* _Document structure recognition data_
----------------------------------------

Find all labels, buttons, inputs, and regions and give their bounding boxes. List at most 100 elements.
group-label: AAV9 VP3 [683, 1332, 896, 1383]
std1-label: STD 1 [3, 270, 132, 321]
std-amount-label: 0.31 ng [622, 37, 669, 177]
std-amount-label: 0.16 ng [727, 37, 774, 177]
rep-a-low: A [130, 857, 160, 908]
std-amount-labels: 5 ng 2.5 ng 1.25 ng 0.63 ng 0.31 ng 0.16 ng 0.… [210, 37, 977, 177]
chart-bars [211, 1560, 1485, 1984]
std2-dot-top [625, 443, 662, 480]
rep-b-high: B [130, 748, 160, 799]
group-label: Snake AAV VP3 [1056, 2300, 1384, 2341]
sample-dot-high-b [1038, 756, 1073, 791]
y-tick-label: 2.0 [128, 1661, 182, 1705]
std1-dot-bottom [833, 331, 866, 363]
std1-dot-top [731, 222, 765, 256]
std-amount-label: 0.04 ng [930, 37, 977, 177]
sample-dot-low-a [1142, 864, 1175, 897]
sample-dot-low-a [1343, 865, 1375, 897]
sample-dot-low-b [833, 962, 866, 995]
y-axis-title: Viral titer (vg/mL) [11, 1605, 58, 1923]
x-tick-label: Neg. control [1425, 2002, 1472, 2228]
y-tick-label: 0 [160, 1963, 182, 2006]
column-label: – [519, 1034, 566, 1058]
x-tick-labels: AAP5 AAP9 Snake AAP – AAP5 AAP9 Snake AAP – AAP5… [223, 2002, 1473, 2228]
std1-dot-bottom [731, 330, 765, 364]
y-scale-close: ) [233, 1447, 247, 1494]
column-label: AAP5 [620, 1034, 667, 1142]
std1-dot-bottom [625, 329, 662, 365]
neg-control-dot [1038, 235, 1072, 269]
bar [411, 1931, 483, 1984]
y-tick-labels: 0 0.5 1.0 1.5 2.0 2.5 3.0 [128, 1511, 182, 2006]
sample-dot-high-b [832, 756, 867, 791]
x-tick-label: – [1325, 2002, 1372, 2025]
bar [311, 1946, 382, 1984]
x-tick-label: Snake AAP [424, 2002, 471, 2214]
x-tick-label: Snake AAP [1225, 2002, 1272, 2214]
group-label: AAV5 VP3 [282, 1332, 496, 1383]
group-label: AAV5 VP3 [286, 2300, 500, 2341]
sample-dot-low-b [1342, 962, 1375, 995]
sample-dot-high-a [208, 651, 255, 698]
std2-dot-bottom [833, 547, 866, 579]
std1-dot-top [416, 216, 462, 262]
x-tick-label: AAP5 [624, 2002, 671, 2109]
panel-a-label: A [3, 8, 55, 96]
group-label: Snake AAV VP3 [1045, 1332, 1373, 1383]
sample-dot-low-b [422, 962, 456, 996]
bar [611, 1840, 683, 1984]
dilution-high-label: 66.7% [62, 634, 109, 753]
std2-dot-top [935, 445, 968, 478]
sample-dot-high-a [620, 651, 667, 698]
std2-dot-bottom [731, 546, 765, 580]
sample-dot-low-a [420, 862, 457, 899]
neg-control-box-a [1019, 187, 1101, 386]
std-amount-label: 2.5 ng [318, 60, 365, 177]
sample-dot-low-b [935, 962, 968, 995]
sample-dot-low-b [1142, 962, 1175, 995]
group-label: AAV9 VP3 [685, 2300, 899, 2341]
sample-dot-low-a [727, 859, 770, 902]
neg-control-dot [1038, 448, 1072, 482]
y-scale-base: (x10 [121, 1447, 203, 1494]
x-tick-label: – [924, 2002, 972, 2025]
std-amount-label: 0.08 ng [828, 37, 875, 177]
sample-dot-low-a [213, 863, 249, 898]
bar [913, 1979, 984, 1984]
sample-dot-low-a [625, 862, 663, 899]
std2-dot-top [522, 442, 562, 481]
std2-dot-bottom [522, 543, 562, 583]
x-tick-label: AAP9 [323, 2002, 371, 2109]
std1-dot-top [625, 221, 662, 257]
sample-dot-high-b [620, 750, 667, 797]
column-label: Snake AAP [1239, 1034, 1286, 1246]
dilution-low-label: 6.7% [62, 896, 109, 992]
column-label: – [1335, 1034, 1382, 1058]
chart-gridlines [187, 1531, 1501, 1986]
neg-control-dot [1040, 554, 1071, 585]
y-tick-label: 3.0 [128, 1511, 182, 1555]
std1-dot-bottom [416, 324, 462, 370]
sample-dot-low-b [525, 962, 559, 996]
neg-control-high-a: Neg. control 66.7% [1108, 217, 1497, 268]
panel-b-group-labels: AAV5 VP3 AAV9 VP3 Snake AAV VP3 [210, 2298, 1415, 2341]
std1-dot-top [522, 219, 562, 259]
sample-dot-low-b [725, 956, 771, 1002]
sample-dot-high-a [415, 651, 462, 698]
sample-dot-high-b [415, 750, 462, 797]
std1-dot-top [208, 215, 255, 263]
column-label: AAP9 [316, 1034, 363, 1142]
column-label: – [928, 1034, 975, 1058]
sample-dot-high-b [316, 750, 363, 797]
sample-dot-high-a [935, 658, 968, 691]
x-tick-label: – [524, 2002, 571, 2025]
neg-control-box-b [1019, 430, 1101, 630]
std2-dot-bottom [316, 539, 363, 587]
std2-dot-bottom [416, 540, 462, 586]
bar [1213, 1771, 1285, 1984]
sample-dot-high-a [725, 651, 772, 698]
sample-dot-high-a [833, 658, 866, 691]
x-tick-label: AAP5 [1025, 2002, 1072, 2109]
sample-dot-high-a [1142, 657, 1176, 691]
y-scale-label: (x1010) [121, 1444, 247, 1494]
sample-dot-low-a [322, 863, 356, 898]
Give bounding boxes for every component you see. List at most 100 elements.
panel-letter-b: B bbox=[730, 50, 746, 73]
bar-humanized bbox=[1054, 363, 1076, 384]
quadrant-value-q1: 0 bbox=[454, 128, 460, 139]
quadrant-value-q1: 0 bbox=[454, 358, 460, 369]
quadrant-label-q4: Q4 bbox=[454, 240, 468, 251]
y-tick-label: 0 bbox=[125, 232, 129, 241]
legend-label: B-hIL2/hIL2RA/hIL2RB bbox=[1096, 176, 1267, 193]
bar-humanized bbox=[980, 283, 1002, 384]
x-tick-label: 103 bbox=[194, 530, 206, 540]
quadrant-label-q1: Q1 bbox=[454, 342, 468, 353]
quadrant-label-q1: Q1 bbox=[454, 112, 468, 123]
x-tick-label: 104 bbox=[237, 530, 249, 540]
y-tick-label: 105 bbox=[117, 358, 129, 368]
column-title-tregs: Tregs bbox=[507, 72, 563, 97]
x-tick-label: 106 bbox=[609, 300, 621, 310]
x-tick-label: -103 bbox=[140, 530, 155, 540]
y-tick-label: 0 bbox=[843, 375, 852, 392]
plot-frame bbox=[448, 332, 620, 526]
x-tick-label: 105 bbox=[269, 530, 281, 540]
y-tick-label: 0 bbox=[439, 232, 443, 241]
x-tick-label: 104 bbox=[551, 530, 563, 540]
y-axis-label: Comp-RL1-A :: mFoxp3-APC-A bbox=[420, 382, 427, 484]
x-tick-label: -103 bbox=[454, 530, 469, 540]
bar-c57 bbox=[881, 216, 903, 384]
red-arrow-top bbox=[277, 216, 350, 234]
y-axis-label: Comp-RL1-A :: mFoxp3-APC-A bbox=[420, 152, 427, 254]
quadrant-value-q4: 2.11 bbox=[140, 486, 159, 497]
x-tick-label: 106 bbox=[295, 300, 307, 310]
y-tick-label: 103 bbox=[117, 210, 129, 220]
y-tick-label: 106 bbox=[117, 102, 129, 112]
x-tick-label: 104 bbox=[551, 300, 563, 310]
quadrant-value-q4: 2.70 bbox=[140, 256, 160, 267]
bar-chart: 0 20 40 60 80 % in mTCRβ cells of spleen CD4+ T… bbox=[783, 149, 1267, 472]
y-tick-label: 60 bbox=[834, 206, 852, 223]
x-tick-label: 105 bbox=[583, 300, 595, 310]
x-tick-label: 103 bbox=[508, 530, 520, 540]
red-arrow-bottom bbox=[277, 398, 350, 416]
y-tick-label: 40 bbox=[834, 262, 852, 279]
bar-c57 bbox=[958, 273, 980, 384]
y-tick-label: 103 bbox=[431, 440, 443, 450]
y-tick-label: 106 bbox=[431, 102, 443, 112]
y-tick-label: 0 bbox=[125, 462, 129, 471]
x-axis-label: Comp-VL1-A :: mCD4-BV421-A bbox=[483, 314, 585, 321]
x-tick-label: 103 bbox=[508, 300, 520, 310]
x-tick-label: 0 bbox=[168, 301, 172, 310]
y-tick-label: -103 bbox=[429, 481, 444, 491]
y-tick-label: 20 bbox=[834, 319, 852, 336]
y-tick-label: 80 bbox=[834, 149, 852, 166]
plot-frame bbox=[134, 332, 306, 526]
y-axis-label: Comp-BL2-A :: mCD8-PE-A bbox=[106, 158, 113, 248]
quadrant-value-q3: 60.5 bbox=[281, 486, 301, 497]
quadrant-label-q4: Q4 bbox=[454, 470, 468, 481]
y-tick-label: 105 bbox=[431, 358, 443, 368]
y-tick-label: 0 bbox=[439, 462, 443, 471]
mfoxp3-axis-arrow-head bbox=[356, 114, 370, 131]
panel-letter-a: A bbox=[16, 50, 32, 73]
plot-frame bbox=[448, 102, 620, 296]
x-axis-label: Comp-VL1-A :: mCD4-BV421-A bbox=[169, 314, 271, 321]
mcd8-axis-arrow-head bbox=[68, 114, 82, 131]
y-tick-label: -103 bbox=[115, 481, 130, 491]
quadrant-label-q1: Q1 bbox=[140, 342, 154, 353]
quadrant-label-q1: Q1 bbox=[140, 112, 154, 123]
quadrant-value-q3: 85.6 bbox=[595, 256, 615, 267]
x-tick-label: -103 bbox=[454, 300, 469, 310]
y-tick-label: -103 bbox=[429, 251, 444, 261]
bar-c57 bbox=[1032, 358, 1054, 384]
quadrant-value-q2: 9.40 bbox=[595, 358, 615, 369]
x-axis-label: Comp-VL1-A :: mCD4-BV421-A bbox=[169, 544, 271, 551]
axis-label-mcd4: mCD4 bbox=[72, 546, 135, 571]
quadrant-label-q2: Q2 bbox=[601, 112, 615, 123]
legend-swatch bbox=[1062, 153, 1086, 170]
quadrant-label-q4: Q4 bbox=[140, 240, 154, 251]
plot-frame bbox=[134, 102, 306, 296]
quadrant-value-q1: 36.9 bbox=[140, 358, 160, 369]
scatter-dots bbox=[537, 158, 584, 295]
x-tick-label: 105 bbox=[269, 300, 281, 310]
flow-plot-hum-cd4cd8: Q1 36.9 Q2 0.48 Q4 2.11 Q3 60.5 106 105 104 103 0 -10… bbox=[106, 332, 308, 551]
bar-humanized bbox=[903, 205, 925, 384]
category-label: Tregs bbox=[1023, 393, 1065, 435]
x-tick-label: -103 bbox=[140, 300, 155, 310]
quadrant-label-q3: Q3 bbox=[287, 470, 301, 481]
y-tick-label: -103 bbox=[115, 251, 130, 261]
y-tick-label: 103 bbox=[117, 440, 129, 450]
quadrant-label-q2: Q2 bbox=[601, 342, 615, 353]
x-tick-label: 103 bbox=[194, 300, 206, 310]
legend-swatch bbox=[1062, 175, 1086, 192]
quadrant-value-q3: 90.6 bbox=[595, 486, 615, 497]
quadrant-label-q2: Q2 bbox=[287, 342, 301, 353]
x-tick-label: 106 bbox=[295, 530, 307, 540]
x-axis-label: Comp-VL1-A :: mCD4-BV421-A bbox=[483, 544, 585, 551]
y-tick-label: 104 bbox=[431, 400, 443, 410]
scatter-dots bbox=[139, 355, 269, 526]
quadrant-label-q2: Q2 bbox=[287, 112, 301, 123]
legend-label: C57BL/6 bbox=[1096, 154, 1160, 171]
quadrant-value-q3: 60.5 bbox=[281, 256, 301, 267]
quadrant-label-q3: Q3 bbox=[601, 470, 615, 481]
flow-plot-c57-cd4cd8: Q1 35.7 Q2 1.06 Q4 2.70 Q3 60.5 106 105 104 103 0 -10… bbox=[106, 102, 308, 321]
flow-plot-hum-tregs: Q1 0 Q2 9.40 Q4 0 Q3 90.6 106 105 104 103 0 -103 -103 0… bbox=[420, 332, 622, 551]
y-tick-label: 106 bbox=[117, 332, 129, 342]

----------------------------------------

* _Assignment_
Every line above that holds the string "scatter" should be copied into the answer.

* _Exercise answer_
scatter-dots bbox=[537, 158, 584, 295]
scatter-dots bbox=[139, 355, 269, 526]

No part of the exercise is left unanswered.